Document extract:
BEGIN

Teens Who Get Mental Health Help Less Likely to Suffer Depression Later
Jim LiebeltJim Liebelt's Blog
- 2017 Jan 25
*The following is excerpted from an online article posted on PsychCentral.
Young people with mental health problems who have contact with mental health services are significantly less likely to suffer from clinical depression later in their adolescence, according to new research.
The study, published in Lancet Psychiatry, found that 14-year-olds who had contact with mental health services had a greater decrease in depressive symptoms than those with similar difficulties, but who had no contact, according to researchers at the University of Cambridge.
By the age of 17, the odds of reporting clinical depression were more than seven times higher in individuals without contact than in those who did access mental health services, the study found.
Researchers from the university’s Department of Psychiatry recruited 1,238 14-year-olds and their primary caregivers from secondary schools in Cambridgeshire, and followed them up at the age of 17. Their mental state and behavior was assessed by trained researchers, while the teenagers self-reported their depressive symptoms.
Of the participants, 126 (11 percent) had a current mental illness at the start of the study. Only 48 (38 percent) had contact with mental health services in the year prior to being recruited for the study.
The researchers discovered that contact with mental health services appeared to be of such value that, after three years, the levels of depressive symptoms of those teens were similar to those of 996 unaffected individuals.
“Mental illness can be a terrible burden on individuals, but our study shows clearly that if we intervene at an early stage, we can see potentially dramatic improvements in adolescents’ symptoms of depression and reduce the risk that they go on to develop severe depressive illness,” said Dr. Sharon Neufeld, first author of the study and a research associate at the university.
“The emphasis going forward should be on early detection and intervention to help mentally-ill teens in schools, where there is now an evidence base for psychosocial intervention,” said Professor Ian Goodyer, who led the study. “We need to ensure, however, that there is a clear pathway for training and supervision of school-based psychological workers and strong connections to NHS child and adolescent mental health services for those teens who will need additional help."

END

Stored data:
BEGIN

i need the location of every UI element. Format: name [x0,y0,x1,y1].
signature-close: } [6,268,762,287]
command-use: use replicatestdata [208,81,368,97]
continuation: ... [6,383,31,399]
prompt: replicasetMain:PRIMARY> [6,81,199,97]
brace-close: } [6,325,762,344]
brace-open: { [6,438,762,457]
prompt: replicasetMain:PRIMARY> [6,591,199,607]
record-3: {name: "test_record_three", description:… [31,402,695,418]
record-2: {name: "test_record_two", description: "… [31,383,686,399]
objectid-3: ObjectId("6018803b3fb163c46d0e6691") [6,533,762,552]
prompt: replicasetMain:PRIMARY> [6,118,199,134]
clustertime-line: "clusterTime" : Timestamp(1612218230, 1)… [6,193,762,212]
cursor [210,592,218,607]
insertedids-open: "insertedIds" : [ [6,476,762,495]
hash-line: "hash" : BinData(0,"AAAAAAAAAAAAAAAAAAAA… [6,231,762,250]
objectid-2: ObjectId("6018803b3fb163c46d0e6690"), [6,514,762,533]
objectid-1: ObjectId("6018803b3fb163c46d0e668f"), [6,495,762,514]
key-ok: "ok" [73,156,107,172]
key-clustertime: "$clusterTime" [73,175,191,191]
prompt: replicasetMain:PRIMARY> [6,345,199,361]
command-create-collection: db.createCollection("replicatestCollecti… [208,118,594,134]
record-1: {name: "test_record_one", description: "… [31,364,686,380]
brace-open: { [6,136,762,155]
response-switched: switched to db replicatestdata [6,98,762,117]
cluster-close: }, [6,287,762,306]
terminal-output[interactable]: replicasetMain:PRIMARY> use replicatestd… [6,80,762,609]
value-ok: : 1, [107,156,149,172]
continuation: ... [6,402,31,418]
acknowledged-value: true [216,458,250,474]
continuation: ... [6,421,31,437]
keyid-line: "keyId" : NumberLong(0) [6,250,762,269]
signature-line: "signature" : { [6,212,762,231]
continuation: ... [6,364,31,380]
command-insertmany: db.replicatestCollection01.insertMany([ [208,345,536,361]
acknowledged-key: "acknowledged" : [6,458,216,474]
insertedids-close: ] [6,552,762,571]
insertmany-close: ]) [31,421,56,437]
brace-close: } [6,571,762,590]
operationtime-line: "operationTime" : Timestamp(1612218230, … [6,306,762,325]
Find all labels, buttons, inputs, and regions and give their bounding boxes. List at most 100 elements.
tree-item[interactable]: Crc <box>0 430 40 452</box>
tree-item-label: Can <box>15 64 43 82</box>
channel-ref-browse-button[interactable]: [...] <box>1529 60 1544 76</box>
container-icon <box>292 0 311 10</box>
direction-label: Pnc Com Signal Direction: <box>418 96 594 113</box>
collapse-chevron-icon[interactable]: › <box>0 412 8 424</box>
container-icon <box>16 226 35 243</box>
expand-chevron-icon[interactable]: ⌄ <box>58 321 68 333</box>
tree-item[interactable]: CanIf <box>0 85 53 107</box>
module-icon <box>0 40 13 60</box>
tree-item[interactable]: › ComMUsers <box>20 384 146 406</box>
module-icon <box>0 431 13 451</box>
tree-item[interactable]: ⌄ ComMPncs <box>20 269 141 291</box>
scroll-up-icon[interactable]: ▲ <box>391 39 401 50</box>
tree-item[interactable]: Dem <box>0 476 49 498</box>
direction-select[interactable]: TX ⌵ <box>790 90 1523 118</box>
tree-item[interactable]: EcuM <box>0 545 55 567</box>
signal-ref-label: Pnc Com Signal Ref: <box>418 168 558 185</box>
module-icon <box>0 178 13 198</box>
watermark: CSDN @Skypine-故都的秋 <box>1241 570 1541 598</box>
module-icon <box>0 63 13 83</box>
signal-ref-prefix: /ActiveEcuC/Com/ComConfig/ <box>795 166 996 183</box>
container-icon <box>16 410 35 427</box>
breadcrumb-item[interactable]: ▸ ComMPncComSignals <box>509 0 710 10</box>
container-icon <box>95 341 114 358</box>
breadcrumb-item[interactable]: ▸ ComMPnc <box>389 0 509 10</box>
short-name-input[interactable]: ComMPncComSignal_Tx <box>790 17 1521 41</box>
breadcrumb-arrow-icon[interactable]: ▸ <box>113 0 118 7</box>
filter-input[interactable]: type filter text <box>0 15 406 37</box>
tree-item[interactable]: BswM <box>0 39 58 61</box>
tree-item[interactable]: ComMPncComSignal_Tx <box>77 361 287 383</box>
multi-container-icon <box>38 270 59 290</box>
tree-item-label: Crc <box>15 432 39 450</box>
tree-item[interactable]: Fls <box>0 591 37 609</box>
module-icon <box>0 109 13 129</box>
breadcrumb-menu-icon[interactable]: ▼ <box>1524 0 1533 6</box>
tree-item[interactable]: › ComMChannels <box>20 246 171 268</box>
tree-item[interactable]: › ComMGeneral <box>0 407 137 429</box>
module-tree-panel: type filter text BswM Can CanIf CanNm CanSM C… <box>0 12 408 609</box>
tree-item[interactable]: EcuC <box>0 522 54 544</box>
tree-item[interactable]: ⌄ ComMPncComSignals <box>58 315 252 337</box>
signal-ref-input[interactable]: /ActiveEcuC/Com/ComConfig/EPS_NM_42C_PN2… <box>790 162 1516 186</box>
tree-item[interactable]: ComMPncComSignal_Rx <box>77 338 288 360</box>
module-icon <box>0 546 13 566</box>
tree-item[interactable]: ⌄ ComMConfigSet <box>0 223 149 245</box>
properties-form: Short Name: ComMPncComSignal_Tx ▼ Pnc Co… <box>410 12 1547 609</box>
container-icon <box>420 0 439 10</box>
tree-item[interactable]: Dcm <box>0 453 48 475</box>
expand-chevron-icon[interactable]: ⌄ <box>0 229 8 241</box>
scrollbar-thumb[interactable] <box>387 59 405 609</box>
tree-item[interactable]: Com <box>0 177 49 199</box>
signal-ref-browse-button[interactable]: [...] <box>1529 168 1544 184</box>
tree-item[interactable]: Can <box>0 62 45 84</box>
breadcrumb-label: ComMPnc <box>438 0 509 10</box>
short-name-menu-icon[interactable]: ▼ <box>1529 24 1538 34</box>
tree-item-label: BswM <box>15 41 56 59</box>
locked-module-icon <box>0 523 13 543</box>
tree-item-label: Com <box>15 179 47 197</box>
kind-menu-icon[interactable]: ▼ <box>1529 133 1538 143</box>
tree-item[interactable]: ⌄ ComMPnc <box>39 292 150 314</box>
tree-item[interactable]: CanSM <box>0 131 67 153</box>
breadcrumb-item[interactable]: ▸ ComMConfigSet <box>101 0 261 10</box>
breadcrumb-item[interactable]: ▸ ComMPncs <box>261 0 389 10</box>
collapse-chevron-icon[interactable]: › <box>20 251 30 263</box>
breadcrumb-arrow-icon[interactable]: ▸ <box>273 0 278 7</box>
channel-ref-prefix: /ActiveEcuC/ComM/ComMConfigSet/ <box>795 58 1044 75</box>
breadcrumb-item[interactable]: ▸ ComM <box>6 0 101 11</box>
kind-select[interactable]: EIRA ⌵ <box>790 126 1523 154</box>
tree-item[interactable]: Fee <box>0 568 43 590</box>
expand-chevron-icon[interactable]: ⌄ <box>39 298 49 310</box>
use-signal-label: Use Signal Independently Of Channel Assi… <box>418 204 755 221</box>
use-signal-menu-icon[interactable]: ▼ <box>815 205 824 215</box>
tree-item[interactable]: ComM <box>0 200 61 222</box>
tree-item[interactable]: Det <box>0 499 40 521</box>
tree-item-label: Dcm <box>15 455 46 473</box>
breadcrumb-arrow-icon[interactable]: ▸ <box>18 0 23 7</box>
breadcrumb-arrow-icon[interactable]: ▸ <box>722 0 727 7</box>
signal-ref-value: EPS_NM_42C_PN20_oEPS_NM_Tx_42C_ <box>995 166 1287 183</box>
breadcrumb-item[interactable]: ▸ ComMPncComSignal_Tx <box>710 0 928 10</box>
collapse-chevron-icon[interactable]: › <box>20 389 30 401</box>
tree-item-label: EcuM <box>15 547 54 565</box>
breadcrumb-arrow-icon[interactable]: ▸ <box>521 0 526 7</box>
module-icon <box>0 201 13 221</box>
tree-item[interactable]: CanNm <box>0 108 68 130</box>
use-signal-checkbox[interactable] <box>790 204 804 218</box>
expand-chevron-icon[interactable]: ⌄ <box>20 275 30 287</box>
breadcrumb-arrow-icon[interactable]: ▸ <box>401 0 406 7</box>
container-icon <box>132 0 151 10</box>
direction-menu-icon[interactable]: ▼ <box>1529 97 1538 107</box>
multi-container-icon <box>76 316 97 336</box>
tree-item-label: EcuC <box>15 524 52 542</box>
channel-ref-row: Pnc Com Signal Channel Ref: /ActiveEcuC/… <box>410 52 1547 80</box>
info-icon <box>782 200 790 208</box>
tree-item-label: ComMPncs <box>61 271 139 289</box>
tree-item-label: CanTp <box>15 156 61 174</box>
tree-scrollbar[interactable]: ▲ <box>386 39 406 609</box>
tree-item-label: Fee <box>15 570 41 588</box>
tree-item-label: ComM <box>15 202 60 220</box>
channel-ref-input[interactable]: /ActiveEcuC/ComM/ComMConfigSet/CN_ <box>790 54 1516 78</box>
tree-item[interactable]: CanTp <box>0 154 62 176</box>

END

Required tasks:
1. Condense the paragraph of the teen depression article that begins "Researchers from the university's Department of Psychiatry" into a bulleted list that keeps its main facts.
2. From the teen depression article, extract everything from "Teens Who Get" down to "the study found.", word for word.
Rely solely on the teen depression article, not on the material.

Answer list:
1.
- Researchers from the university's Department of Psychiatry recruited 1,238 14-year-olds and their primary caregivers.
- Participants came from secondary schools in Cambridgeshire.
- They were followed up at age 17.
- Trained researchers assessed their mental state and behavior.
- The teenagers self-reported their depressive symptoms.

2.
Teens Who Get Mental Health Help Less Likely to Suffer Depression Later
Jim LiebeltJim Liebelt's Blog
- 2017 Jan 25
*The following is excerpted from an online article posted on PsychCentral.
Young people with mental health problems who have contact with mental health services are significantly less likely to suffer from clinical depression later in their adolescence, according to new research.
The study, published in Lancet Psychiatry, found that 14-year-olds who had contact with mental health services had a greater decrease in depressive symptoms than those with similar difficulties, but who had no contact, according to researchers at the University of Cambridge.
By the age of 17, the odds of reporting clinical depression were more than seven times higher in individuals without contact than in those who did access mental health services, the study found.